> _Structured figure records_

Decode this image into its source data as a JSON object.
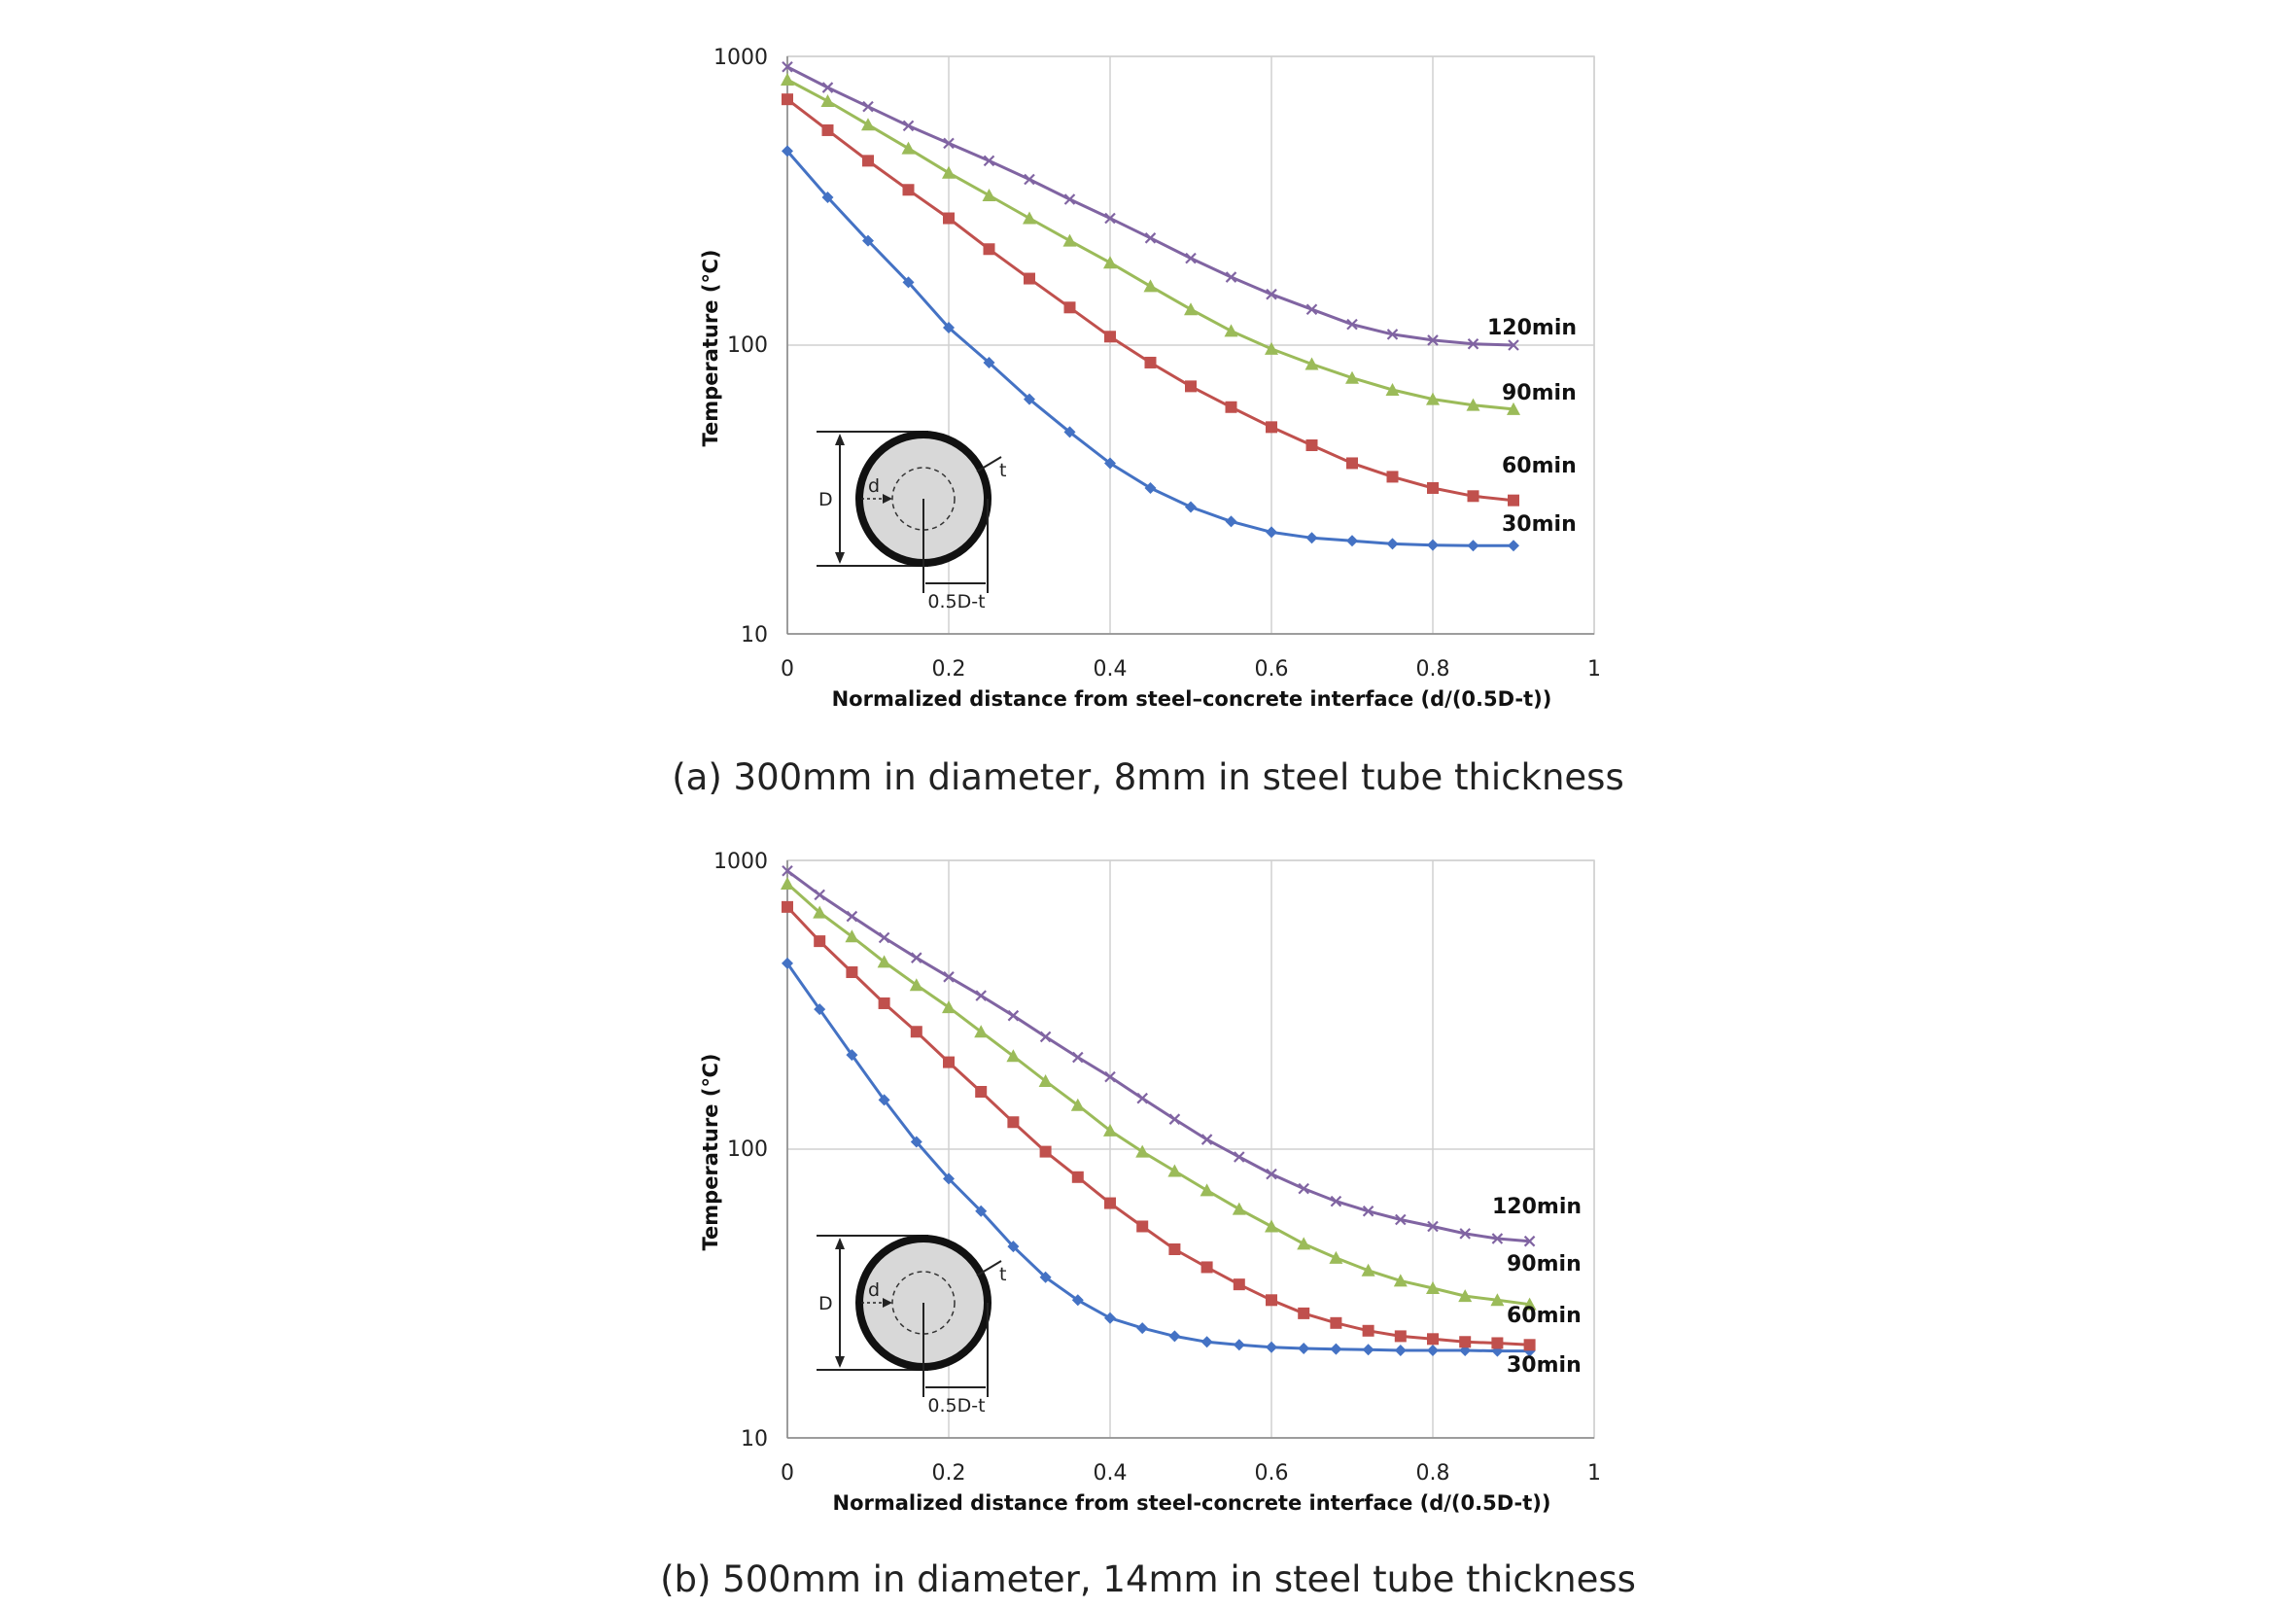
{
  "captions": {
    "a": "(a) 300mm in diameter, 8mm in steel tube thickness",
    "b": "(b) 500mm in diameter, 14mm in steel tube thickness"
  },
  "inset": {
    "D": "D",
    "d": "d",
    "t": "t",
    "half": "0.5D-t"
  },
  "chart_data": [
    {
      "type": "line",
      "xlabel": "Normalized distance from steel–concrete interface (d/(0.5D-t))",
      "ylabel": "Temperature (℃)",
      "xlim": [
        0,
        1
      ],
      "ylim": [
        10,
        1000
      ],
      "yscale": "log",
      "grid": true,
      "x_ticks": [
        "0",
        "0.2",
        "0.4",
        "0.6",
        "0.8",
        "1"
      ],
      "y_ticks": [
        "10",
        "100",
        "1000"
      ],
      "x": [
        0,
        0.05,
        0.1,
        0.15,
        0.2,
        0.25,
        0.3,
        0.35,
        0.4,
        0.45,
        0.5,
        0.55,
        0.6,
        0.65,
        0.7,
        0.75,
        0.8,
        0.85,
        0.9
      ],
      "series": [
        {
          "name": "30min",
          "color": "#4472C4",
          "marker": "diamond",
          "values": [
            470,
            325,
            230,
            165,
            115,
            87,
            65,
            50,
            39,
            32,
            27.5,
            24.5,
            22.5,
            21.5,
            21,
            20.5,
            20.3,
            20.2,
            20.2
          ]
        },
        {
          "name": "60min",
          "color": "#C0504D",
          "marker": "square",
          "values": [
            710,
            555,
            435,
            345,
            275,
            215,
            170,
            135,
            107,
            87,
            72,
            61,
            52,
            45,
            39,
            35,
            32,
            30,
            29
          ]
        },
        {
          "name": "90min",
          "color": "#9BBB59",
          "marker": "triangle",
          "values": [
            830,
            700,
            580,
            480,
            395,
            330,
            275,
            230,
            193,
            160,
            133,
            112,
            97,
            86,
            77,
            70,
            65,
            62,
            60
          ]
        },
        {
          "name": "120min",
          "color": "#8064A2",
          "marker": "x",
          "values": [
            920,
            780,
            670,
            575,
            500,
            435,
            375,
            320,
            275,
            235,
            200,
            172,
            150,
            133,
            118,
            109,
            104,
            101,
            100
          ]
        }
      ]
    },
    {
      "type": "line",
      "xlabel": "Normalized distance from steel-concrete interface (d/(0.5D-t))",
      "ylabel": "Temperature (℃)",
      "xlim": [
        0,
        1
      ],
      "ylim": [
        10,
        1000
      ],
      "yscale": "log",
      "grid": true,
      "x_ticks": [
        "0",
        "0.2",
        "0.4",
        "0.6",
        "0.8",
        "1"
      ],
      "y_ticks": [
        "10",
        "100",
        "1000"
      ],
      "x": [
        0,
        0.04,
        0.08,
        0.12,
        0.16,
        0.2,
        0.24,
        0.28,
        0.32,
        0.36,
        0.4,
        0.44,
        0.48,
        0.52,
        0.56,
        0.6,
        0.64,
        0.68,
        0.72,
        0.76,
        0.8,
        0.84,
        0.88,
        0.92
      ],
      "series": [
        {
          "name": "30min",
          "color": "#4472C4",
          "marker": "diamond",
          "values": [
            440,
            305,
            212,
            148,
            106,
            79,
            61,
            46,
            36,
            30,
            26,
            24,
            22.5,
            21.5,
            21,
            20.6,
            20.4,
            20.3,
            20.2,
            20.1,
            20.1,
            20.1,
            20,
            20
          ]
        },
        {
          "name": "60min",
          "color": "#C0504D",
          "marker": "square",
          "values": [
            690,
            525,
            410,
            320,
            255,
            200,
            158,
            124,
            98,
            80,
            65,
            54,
            45,
            39,
            34,
            30,
            27,
            25,
            23.5,
            22.5,
            22,
            21.5,
            21.3,
            21
          ]
        },
        {
          "name": "90min",
          "color": "#9BBB59",
          "marker": "triangle",
          "values": [
            830,
            660,
            545,
            445,
            370,
            310,
            255,
            210,
            172,
            142,
            116,
            98,
            84,
            72,
            62,
            54,
            47,
            42,
            38,
            35,
            33,
            31,
            30,
            29
          ]
        },
        {
          "name": "120min",
          "color": "#8064A2",
          "marker": "x",
          "values": [
            920,
            760,
            640,
            540,
            460,
            395,
            340,
            290,
            245,
            208,
            178,
            150,
            127,
            108,
            94,
            82,
            73,
            66,
            61,
            57,
            54,
            51,
            49,
            48
          ]
        }
      ]
    }
  ]
}
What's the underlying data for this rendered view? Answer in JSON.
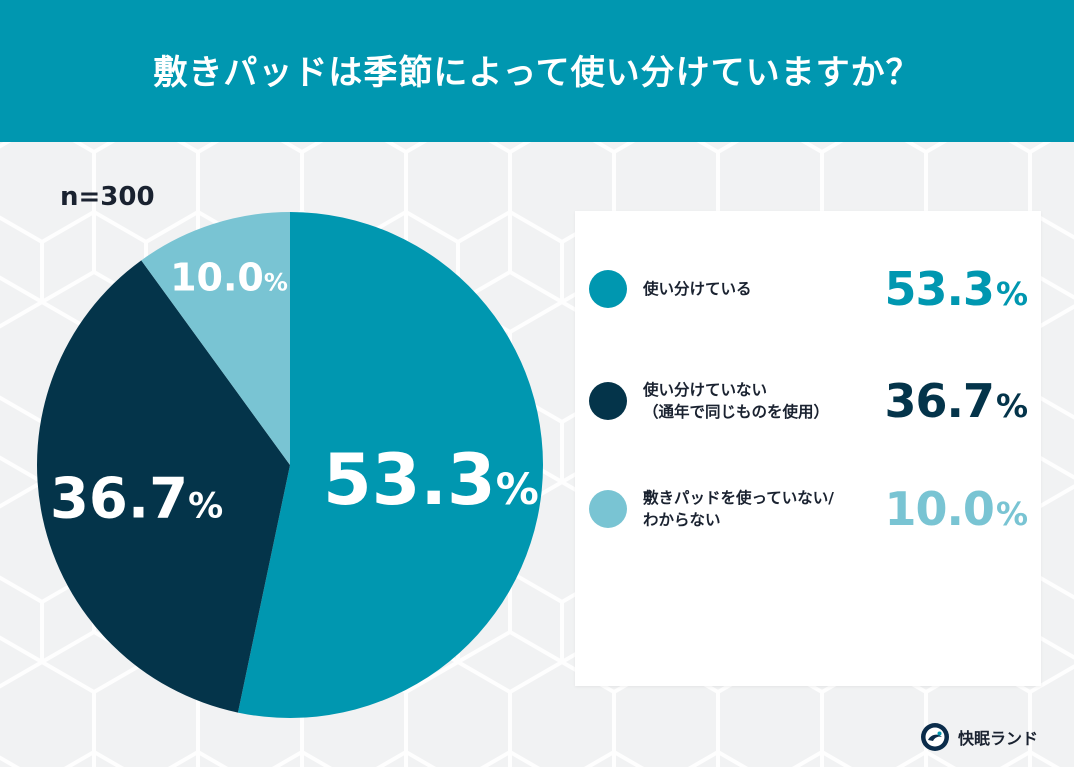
{
  "header": {
    "title": "敷きパッドは季節によって使い分けていますか？"
  },
  "sample_size": "n=300",
  "brand": {
    "label": "快眠ランド",
    "logo_icon": "kaimin-land-logo-icon"
  },
  "colors": {
    "header_bg": "#0097b0",
    "slice_1": "#0097b0",
    "slice_2": "#04344a",
    "slice_3": "#79c4d3",
    "background": "#f1f2f3"
  },
  "chart_data": {
    "type": "pie",
    "title": "敷きパッドは季節によって使い分けていますか？",
    "subtitle": "n=300",
    "legend_position": "right",
    "unit": "%",
    "slices": [
      {
        "label": "使い分けている",
        "value": 53.3,
        "display": "53.3",
        "color": "#0097b0"
      },
      {
        "label": "使い分けていない\n（通年で同じものを使用）",
        "value": 36.7,
        "display": "36.7",
        "color": "#04344a"
      },
      {
        "label": "敷きパッドを使っていない/\nわからない",
        "value": 10.0,
        "display": "10.0",
        "color": "#79c4d3"
      }
    ]
  }
}
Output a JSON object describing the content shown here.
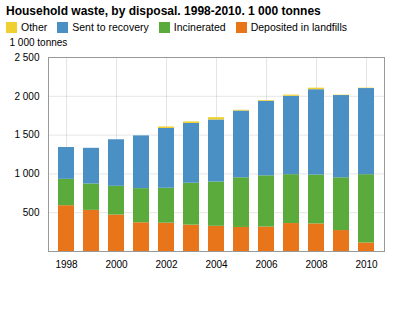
{
  "chart_data": {
    "type": "bar",
    "stacked": true,
    "title": "Household waste, by disposal. 1998-2010. 1 000 tonnes",
    "ylabel": "1 000 tonnes",
    "categories": [
      "1998",
      null,
      "2000",
      null,
      "2002",
      null,
      "2004",
      null,
      "2006",
      null,
      "2008",
      null,
      "2010"
    ],
    "series": [
      {
        "name": "Deposited in landfills",
        "color": "#e8751a",
        "values": [
          590,
          530,
          470,
          370,
          365,
          340,
          325,
          310,
          315,
          360,
          355,
          270,
          110
        ]
      },
      {
        "name": "Incinerated",
        "color": "#5aaa3c",
        "values": [
          340,
          340,
          370,
          440,
          450,
          540,
          570,
          640,
          660,
          630,
          630,
          680,
          880
        ]
      },
      {
        "name": "Sent to recovery",
        "color": "#4a90c4",
        "values": [
          410,
          460,
          600,
          680,
          770,
          770,
          800,
          860,
          960,
          1010,
          1100,
          1060,
          1110
        ]
      },
      {
        "name": "Other",
        "color": "#f0d030",
        "values": [
          0,
          0,
          0,
          0,
          20,
          20,
          30,
          10,
          10,
          15,
          20,
          5,
          5
        ]
      }
    ],
    "ylim": [
      0,
      2500
    ],
    "yticks": [
      500,
      {
        "value": 1000,
        "label": "1 000"
      },
      {
        "value": 1500,
        "label": "1 500"
      },
      {
        "value": 2000,
        "label": "2 000"
      },
      {
        "value": 2500,
        "label": "2 500"
      }
    ],
    "grid": true,
    "legend": "upper left"
  }
}
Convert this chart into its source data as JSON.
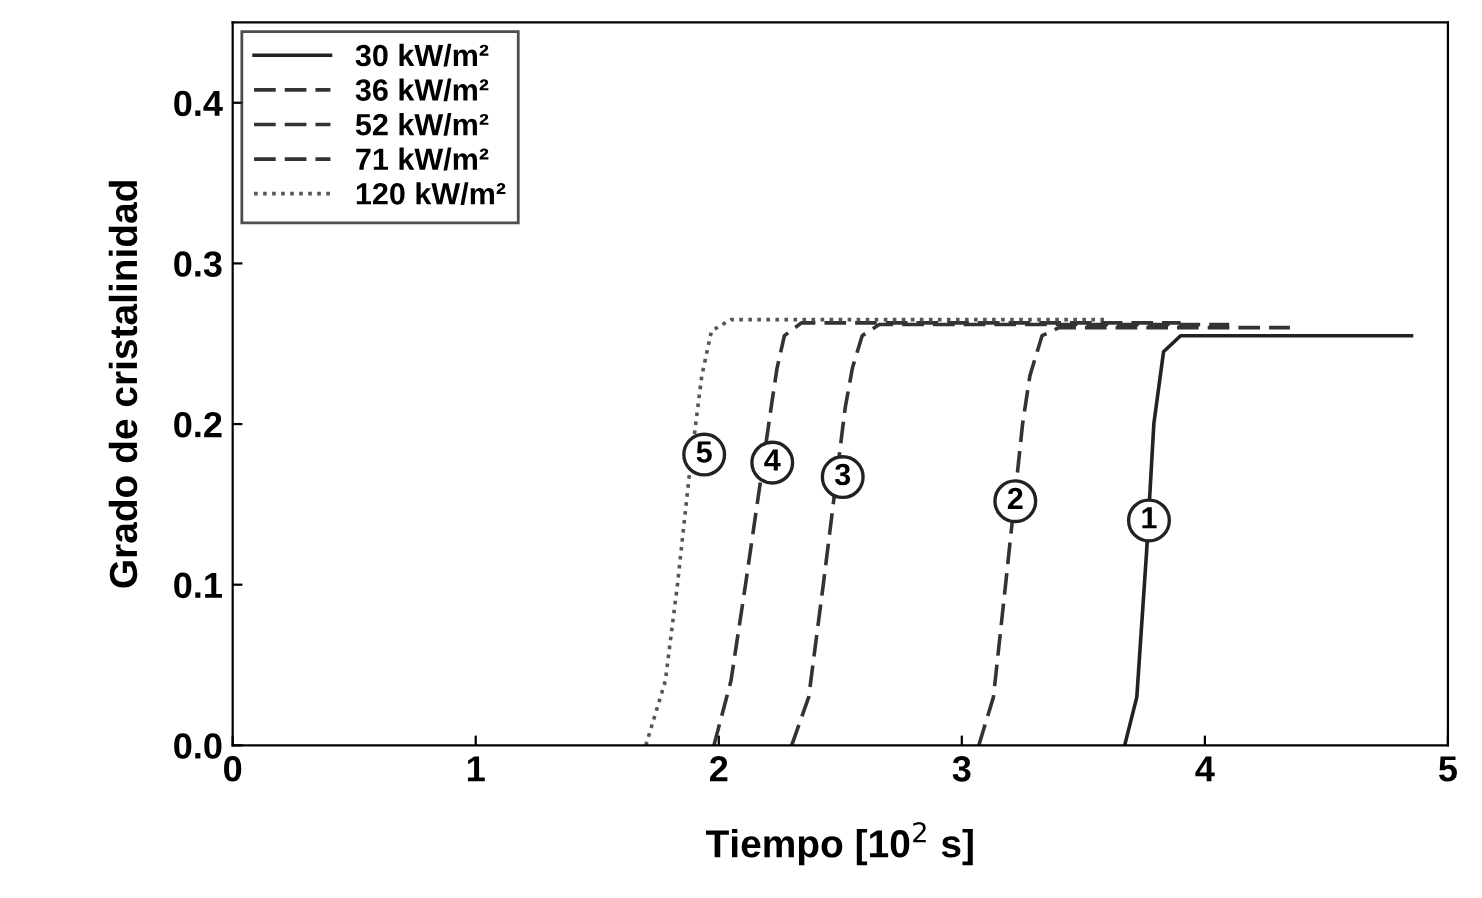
{
  "chart_data": {
    "type": "line",
    "xlabel": "Tiempo [10$^{2}$ s]",
    "ylabel": "Grado de cristalinidad",
    "xlim": [
      0,
      5
    ],
    "ylim": [
      0,
      0.45
    ],
    "xticks": [
      0,
      1,
      2,
      3,
      4,
      5
    ],
    "yticks": [
      {
        "value": 0,
        "label": "0.0"
      },
      0.1,
      0.2,
      0.3,
      0.4
    ],
    "grid": false,
    "legend": "top left",
    "marker": "none",
    "series": [
      {
        "name": "30 kW/m²",
        "color": "#222222",
        "line_style": "solid",
        "x": [
          3.67,
          3.72,
          3.76,
          3.79,
          3.83,
          3.9,
          4.85
        ],
        "values": [
          0,
          0.03,
          0.12,
          0.2,
          0.245,
          0.255,
          0.255
        ]
      },
      {
        "name": "36 kW/m²",
        "color": "#333333",
        "line_style": "dashed",
        "x": [
          3.07,
          3.13,
          3.18,
          3.25,
          3.28,
          3.33,
          3.4,
          4.35
        ],
        "values": [
          0,
          0.03,
          0.1,
          0.2,
          0.23,
          0.255,
          0.26,
          0.26
        ]
      },
      {
        "name": "52 kW/m²",
        "color": "#333333",
        "line_style": "dashed",
        "x": [
          2.3,
          2.37,
          2.43,
          2.52,
          2.55,
          2.59,
          2.66,
          4.1
        ],
        "values": [
          0,
          0.03,
          0.1,
          0.21,
          0.235,
          0.255,
          0.262,
          0.262
        ]
      },
      {
        "name": "71 kW/m²",
        "color": "#333333",
        "line_style": "dashed",
        "x": [
          1.98,
          2.05,
          2.11,
          2.22,
          2.24,
          2.27,
          2.34,
          3.9
        ],
        "values": [
          0,
          0.04,
          0.1,
          0.215,
          0.235,
          0.255,
          0.263,
          0.263
        ]
      },
      {
        "name": "120 kW/m²",
        "color": "#555555",
        "line_style": "dotted",
        "x": [
          1.7,
          1.78,
          1.83,
          1.88,
          1.93,
          1.97,
          2.05,
          3.6
        ],
        "values": [
          0,
          0.04,
          0.1,
          0.17,
          0.23,
          0.258,
          0.265,
          0.265
        ]
      }
    ],
    "annotations": [
      {
        "text": "1",
        "x": 3.77,
        "y": 0.14
      },
      {
        "text": "2",
        "x": 3.22,
        "y": 0.152
      },
      {
        "text": "3",
        "x": 2.51,
        "y": 0.167
      },
      {
        "text": "4",
        "x": 2.22,
        "y": 0.176
      },
      {
        "text": "5",
        "x": 1.94,
        "y": 0.181
      }
    ]
  }
}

> _Directions for this task_
Count the lines that include the word "tube" and state the result as a bare number.

> _The output_
2